- **Instructions to follow**:
Rewrite everything from the line containing "annotation-box: [1071, 851, 1314, 882]" down to the line containing "individual-point: [674, 844, 678, 849]" as a JSON list of strings, one string per line and no blank lines.

—————

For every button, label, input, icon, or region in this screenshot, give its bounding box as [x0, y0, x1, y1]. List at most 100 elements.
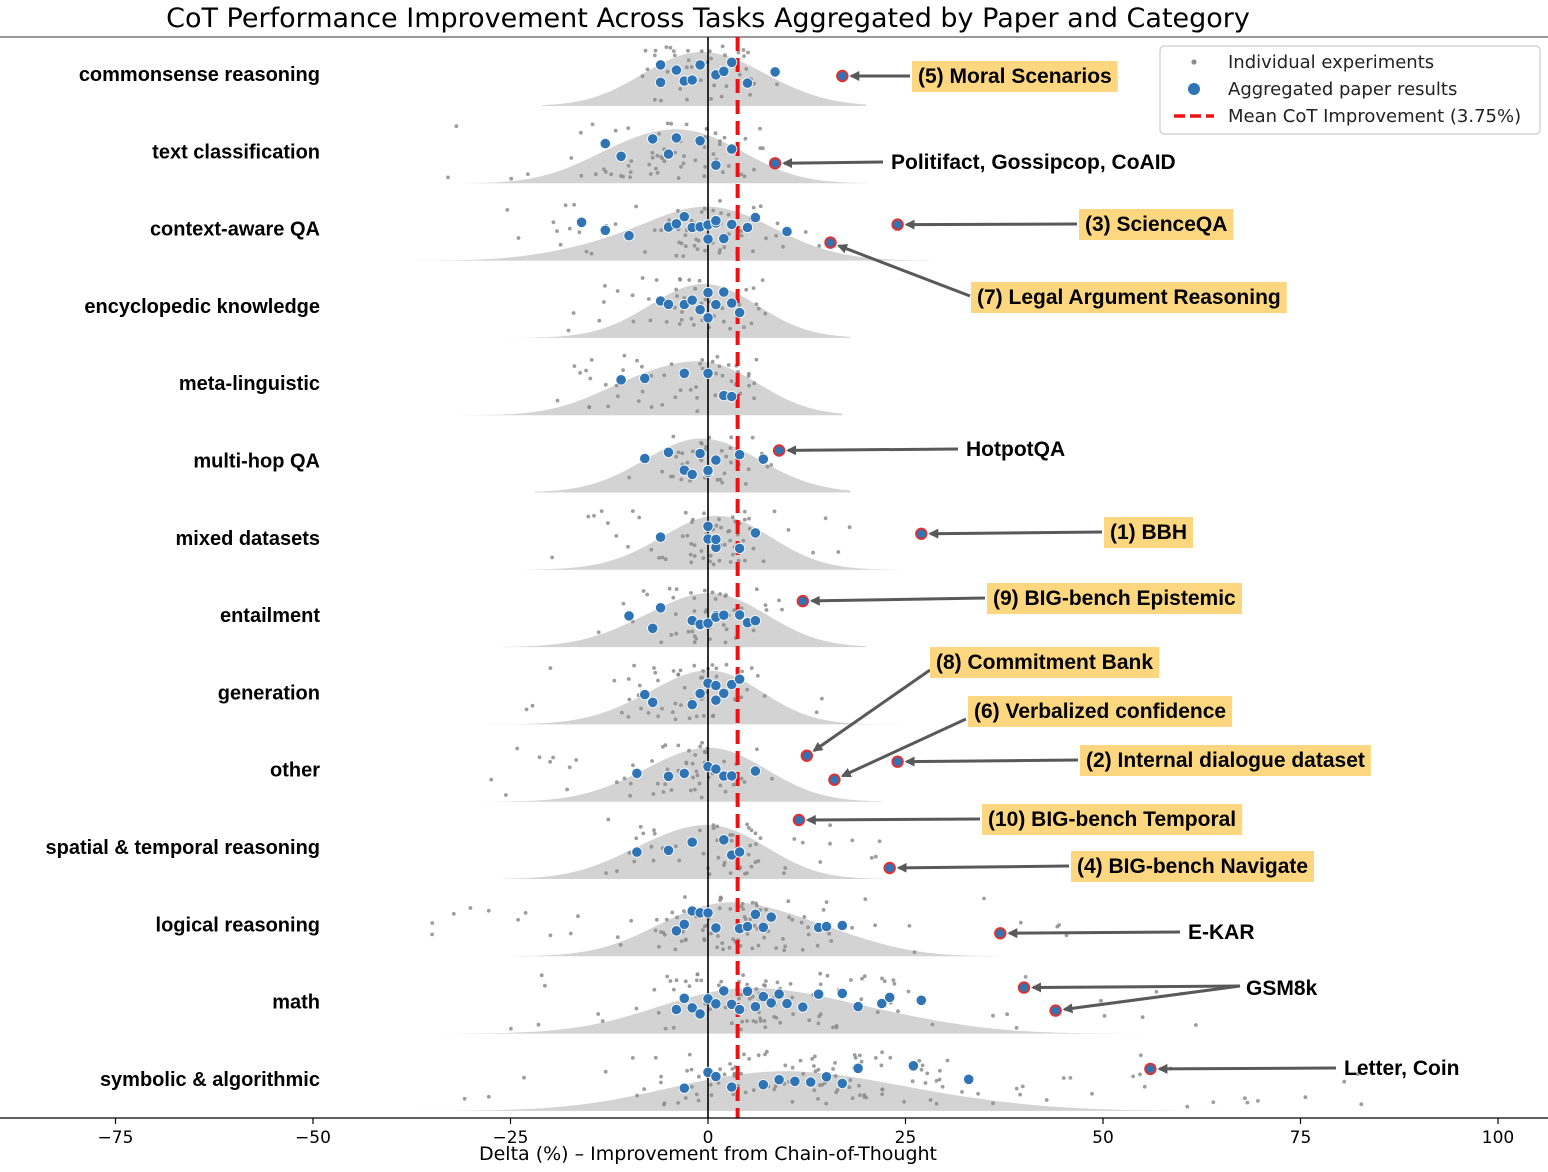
annotation-box: [1071, 851, 1314, 882]
aggregated-point: [884, 991, 896, 1004]
individual-point: [755, 673, 760, 678]
individual-point: [714, 674, 719, 679]
individual-point: [695, 247, 700, 252]
individual-point: [817, 1014, 821, 1019]
individual-point: [674, 844, 678, 849]
individual-point: [632, 663, 636, 668]
individual-point: [778, 1020, 783, 1025]
individual-point: [1014, 1025, 1019, 1030]
individual-point: [643, 48, 648, 53]
aggregated-point: [710, 763, 722, 775]
highlight-point-9-big-bench-epistemic: [796, 594, 809, 608]
aggregated-point: [852, 1062, 864, 1074]
individual-point: [763, 603, 768, 607]
individual-point: [661, 790, 666, 794]
individual-point: [715, 477, 720, 482]
individual-point: [745, 932, 750, 936]
individual-point: [770, 776, 774, 781]
aggregated-point: [686, 468, 698, 480]
individual-point: [631, 763, 635, 768]
annotation-arrow: [1007, 928, 1181, 939]
individual-point: [719, 525, 723, 530]
individual-point: [627, 851, 632, 855]
individual-point: [699, 49, 704, 54]
individual-point: [682, 154, 686, 159]
individual-point: [652, 97, 657, 102]
individual-point: [689, 542, 694, 546]
individual-point: [751, 628, 756, 633]
annotation-1-bbh: (1) BBH: [1110, 521, 1187, 544]
aggregated-point: [639, 452, 651, 465]
individual-point: [713, 393, 718, 398]
individual-point: [664, 45, 669, 49]
individual-point: [806, 925, 810, 930]
individual-point: [635, 1093, 639, 1098]
individual-point: [690, 629, 695, 634]
aggregated-point: [670, 64, 683, 76]
individual-point: [702, 145, 707, 149]
individual-point: [709, 56, 713, 61]
individual-point: [862, 974, 867, 979]
individual-point: [813, 1069, 818, 1074]
individual-point: [880, 1050, 884, 1055]
individual-point: [678, 278, 682, 282]
individual-point: [628, 175, 632, 180]
individual-point: [668, 45, 673, 50]
individual-point: [742, 509, 747, 514]
individual-point: [694, 1092, 699, 1097]
individual-point: [761, 559, 766, 564]
individual-point: [722, 863, 726, 868]
individual-point: [669, 362, 674, 366]
individual-point: [828, 823, 832, 828]
individual-point: [593, 172, 598, 177]
aggregated-point: [702, 367, 714, 379]
aggregated-point: [710, 533, 722, 546]
individual-point: [675, 294, 679, 298]
x-tick-label: 100: [1482, 1128, 1514, 1148]
individual-point: [640, 389, 645, 394]
individual-point: [747, 383, 751, 388]
individual-point: [853, 1056, 858, 1060]
individual-point: [812, 1064, 816, 1068]
individual-point: [576, 914, 580, 919]
individual-point: [764, 907, 768, 912]
individual-point: [1018, 920, 1023, 925]
individual-point: [708, 553, 713, 558]
annotation-10-big-bench-temporal: (10) BIG-bench Temporal: [988, 808, 1236, 831]
aggregated-point: [694, 304, 706, 316]
individual-point: [715, 354, 720, 359]
individual-point: [782, 871, 786, 875]
individual-point: [873, 854, 878, 859]
individual-point: [937, 1068, 942, 1073]
individual-point: [711, 823, 716, 827]
aggregated-point: [733, 542, 746, 555]
aggregated-point: [654, 602, 667, 614]
individual-point: [783, 866, 788, 870]
legend-label-individual: Individual experiments: [1228, 52, 1434, 73]
individual-point: [747, 996, 752, 1001]
individual-point: [671, 1025, 676, 1030]
highlight-point-5-moral-scenarios: [836, 69, 849, 83]
individual-point: [692, 543, 697, 548]
aggregated-point: [694, 1008, 706, 1020]
aggregated-point: [678, 367, 690, 379]
individual-point: [676, 208, 680, 213]
individual-point: [703, 248, 707, 253]
individual-point: [746, 374, 751, 378]
individual-point: [803, 230, 808, 234]
individual-point: [600, 1019, 605, 1023]
individual-point: [739, 606, 744, 611]
individual-point: [568, 931, 573, 936]
individual-point: [629, 159, 634, 164]
individual-point: [800, 948, 805, 952]
individual-point: [697, 1074, 701, 1079]
individual-point: [679, 703, 683, 707]
aggregated-point: [694, 687, 706, 700]
individual-point: [634, 1006, 639, 1011]
individual-point: [626, 126, 631, 130]
individual-point: [728, 446, 733, 450]
individual-point: [892, 981, 897, 986]
aggregated-point: [773, 988, 785, 1000]
individual-point: [773, 1084, 778, 1089]
individual-point: [700, 928, 705, 933]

—————

- **Task response**:
[
  "annotation-box: [1071, 851, 1314, 882]",
  "aggregated-point: [884, 991, 896, 1004]",
  "individual-point: [755, 673, 760, 678]",
  "individual-point: [714, 674, 719, 679]",
  "individual-point: [695, 247, 700, 252]",
  "individual-point: [817, 1014, 821, 1019]",
  "individual-point: [674, 844, 678, 849]"
]